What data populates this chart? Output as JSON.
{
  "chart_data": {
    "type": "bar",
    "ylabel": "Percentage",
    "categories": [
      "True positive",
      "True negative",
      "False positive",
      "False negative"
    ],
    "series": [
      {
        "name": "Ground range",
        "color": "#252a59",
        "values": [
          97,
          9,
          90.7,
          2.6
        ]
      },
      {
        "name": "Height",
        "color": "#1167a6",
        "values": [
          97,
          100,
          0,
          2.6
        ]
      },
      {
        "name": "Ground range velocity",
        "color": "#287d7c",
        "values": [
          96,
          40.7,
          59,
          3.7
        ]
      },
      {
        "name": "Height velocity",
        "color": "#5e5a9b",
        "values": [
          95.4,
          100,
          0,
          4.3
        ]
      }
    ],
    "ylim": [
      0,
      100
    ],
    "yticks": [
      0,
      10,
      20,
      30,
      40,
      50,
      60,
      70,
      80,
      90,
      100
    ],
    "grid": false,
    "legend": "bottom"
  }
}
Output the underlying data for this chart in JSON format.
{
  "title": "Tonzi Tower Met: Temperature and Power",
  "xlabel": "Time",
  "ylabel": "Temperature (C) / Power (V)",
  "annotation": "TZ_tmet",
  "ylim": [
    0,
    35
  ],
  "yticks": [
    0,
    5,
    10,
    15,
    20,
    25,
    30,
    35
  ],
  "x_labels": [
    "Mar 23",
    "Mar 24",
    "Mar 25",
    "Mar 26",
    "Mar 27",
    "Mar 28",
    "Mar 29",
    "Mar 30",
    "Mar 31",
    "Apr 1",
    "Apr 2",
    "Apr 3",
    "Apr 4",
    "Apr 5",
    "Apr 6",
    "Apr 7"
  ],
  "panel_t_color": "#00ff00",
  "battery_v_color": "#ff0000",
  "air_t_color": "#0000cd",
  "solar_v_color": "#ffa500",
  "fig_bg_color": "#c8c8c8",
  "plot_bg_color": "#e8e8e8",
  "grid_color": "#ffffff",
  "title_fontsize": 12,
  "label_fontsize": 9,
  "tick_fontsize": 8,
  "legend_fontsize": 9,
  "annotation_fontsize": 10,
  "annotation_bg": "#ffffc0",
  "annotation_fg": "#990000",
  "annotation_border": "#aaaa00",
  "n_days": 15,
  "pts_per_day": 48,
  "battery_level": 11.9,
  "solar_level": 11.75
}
---*---
▶ _Your instructions_: In full and verbatim, repeat the records given above.

▶ _Answer for this exercise_:
What data populates this chart? Output as JSON.
{
  "chart_data": {
    "type": "bar",
    "ylabel": "Percentage",
    "categories": [
      "True positive",
      "True negative",
      "False positive",
      "False negative"
    ],
    "series": [
      {
        "name": "Ground range",
        "color": "#252a59",
        "values": [
          97,
          9,
          90.7,
          2.6
        ]
      },
      {
        "name": "Height",
        "color": "#1167a6",
        "values": [
          97,
          100,
          0,
          2.6
        ]
      },
      {
        "name": "Ground range velocity",
        "color": "#287d7c",
        "values": [
          96,
          40.7,
          59,
          3.7
        ]
      },
      {
        "name": "Height velocity",
        "color": "#5e5a9b",
        "values": [
          95.4,
          100,
          0,
          4.3
        ]
      }
    ],
    "ylim": [
      0,
      100
    ],
    "yticks": [
      0,
      10,
      20,
      30,
      40,
      50,
      60,
      70,
      80,
      90,
      100
    ],
    "grid": false,
    "legend": "bottom"
  }
}
Output the underlying data for this chart in JSON format.
{
  "title": "Tonzi Tower Met: Temperature and Power",
  "xlabel": "Time",
  "ylabel": "Temperature (C) / Power (V)",
  "annotation": "TZ_tmet",
  "ylim": [
    0,
    35
  ],
  "yticks": [
    0,
    5,
    10,
    15,
    20,
    25,
    30,
    35
  ],
  "x_labels": [
    "Mar 23",
    "Mar 24",
    "Mar 25",
    "Mar 26",
    "Mar 27",
    "Mar 28",
    "Mar 29",
    "Mar 30",
    "Mar 31",
    "Apr 1",
    "Apr 2",
    "Apr 3",
    "Apr 4",
    "Apr 5",
    "Apr 6",
    "Apr 7"
  ],
  "panel_t_color": "#00ff00",
  "battery_v_color": "#ff0000",
  "air_t_color": "#0000cd",
  "solar_v_color": "#ffa500",
  "fig_bg_color": "#c8c8c8",
  "plot_bg_color": "#e8e8e8",
  "grid_color": "#ffffff",
  "title_fontsize": 12,
  "label_fontsize": 9,
  "tick_fontsize": 8,
  "legend_fontsize": 9,
  "annotation_fontsize": 10,
  "annotation_bg": "#ffffc0",
  "annotation_fg": "#990000",
  "annotation_border": "#aaaa00",
  "n_days": 15,
  "pts_per_day": 48,
  "battery_level": 11.9,
  "solar_level": 11.75
}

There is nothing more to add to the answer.